━━━ Records to process

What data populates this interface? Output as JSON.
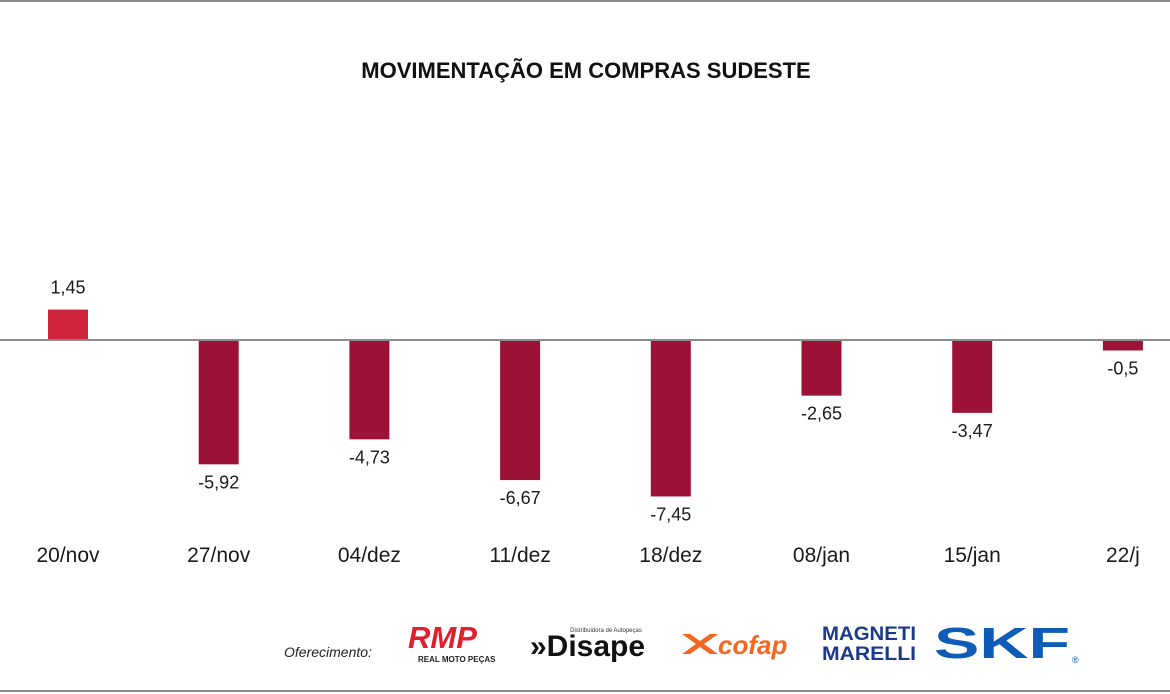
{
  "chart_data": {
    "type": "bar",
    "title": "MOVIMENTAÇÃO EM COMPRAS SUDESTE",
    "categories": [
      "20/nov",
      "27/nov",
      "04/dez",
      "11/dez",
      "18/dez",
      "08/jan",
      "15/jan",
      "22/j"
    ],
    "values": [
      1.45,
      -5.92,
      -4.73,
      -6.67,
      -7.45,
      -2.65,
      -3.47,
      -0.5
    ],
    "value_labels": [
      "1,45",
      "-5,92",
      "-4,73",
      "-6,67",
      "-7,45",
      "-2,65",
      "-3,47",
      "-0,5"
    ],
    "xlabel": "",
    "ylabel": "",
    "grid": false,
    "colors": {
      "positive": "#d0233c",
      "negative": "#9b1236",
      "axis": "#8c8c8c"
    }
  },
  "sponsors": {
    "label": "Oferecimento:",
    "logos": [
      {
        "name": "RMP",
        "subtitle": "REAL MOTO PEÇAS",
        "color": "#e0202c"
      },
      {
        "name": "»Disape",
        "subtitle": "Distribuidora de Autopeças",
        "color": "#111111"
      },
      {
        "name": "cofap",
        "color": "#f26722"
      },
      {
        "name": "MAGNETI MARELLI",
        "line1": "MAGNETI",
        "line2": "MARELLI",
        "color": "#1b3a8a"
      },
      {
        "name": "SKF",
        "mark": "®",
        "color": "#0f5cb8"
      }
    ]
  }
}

━━━━━━
━━━ Records to process

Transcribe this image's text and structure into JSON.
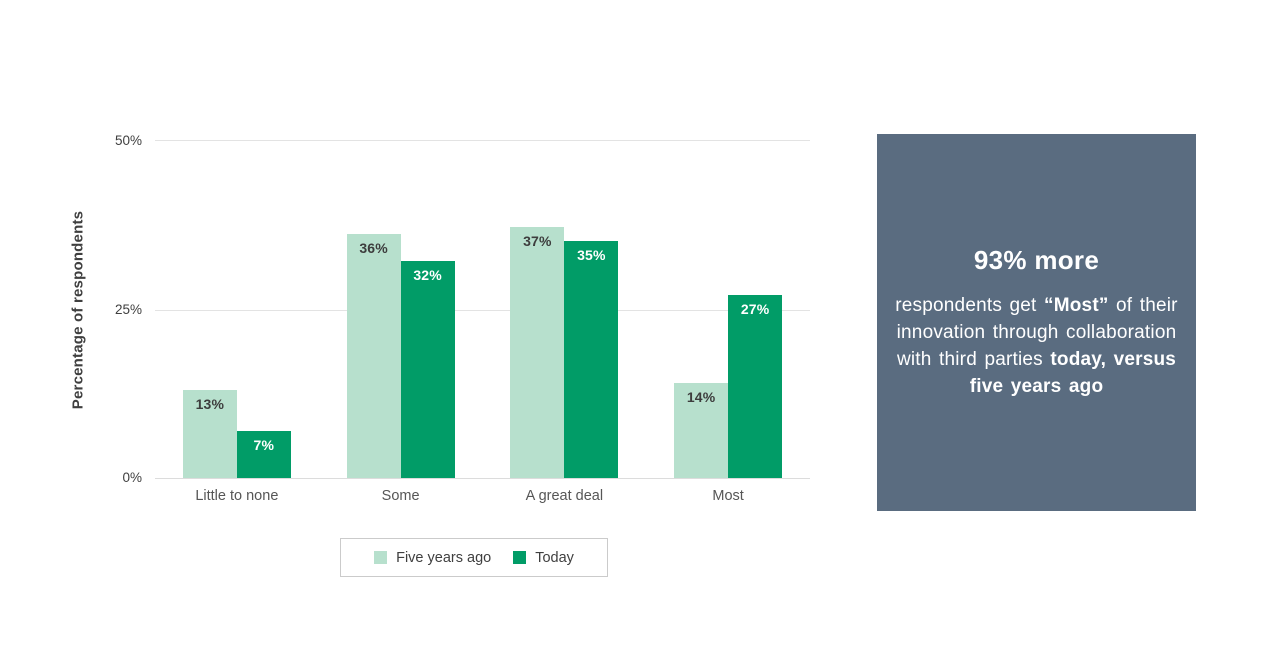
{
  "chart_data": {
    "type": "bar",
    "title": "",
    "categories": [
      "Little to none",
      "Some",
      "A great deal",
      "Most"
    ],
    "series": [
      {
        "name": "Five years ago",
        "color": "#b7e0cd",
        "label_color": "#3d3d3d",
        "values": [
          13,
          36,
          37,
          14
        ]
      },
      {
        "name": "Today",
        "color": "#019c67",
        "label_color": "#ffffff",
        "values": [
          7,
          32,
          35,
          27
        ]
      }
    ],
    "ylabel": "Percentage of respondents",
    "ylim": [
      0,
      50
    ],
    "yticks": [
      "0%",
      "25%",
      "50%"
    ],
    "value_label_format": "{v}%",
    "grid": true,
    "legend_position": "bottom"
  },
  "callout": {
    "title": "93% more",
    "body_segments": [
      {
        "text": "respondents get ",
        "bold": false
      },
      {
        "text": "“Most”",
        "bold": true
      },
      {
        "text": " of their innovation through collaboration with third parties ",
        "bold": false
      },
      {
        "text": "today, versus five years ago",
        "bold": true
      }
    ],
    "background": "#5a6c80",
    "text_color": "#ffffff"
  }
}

━━━━━━
━━━ Records to process

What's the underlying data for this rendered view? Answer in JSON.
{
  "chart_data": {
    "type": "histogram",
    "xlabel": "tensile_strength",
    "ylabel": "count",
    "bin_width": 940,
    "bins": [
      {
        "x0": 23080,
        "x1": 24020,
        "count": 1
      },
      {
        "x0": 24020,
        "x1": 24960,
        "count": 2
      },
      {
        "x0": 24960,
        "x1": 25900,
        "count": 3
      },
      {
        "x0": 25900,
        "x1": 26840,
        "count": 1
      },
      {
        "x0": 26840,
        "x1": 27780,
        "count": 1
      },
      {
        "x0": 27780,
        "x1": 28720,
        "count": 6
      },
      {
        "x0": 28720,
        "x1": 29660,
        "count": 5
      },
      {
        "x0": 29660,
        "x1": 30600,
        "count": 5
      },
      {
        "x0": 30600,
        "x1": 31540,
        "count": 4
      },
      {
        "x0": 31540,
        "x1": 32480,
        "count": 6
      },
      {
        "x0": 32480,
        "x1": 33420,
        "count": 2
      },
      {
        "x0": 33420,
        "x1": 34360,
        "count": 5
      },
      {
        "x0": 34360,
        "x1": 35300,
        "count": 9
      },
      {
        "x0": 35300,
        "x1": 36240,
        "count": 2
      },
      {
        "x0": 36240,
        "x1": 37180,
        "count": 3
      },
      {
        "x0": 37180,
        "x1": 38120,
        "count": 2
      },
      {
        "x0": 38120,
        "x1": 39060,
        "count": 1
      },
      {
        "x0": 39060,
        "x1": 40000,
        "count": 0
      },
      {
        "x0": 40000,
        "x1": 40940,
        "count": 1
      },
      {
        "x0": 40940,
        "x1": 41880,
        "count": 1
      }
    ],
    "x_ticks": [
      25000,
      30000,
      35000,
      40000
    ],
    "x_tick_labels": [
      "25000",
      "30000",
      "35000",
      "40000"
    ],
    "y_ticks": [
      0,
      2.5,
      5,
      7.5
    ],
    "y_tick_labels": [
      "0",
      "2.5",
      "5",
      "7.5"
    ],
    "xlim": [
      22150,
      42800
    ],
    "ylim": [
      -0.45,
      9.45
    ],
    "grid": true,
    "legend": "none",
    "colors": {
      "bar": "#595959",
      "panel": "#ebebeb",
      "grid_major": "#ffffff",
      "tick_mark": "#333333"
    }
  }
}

━━━━━━

### Written instruction
Scan the lines for the string "this". Pick out every line that has it.

### Complete output
What data populates this interface? Output as JSON.
Transcribe this image's text and structure into JSON.
What's the underlying data for this rendered view? Answer in JSON.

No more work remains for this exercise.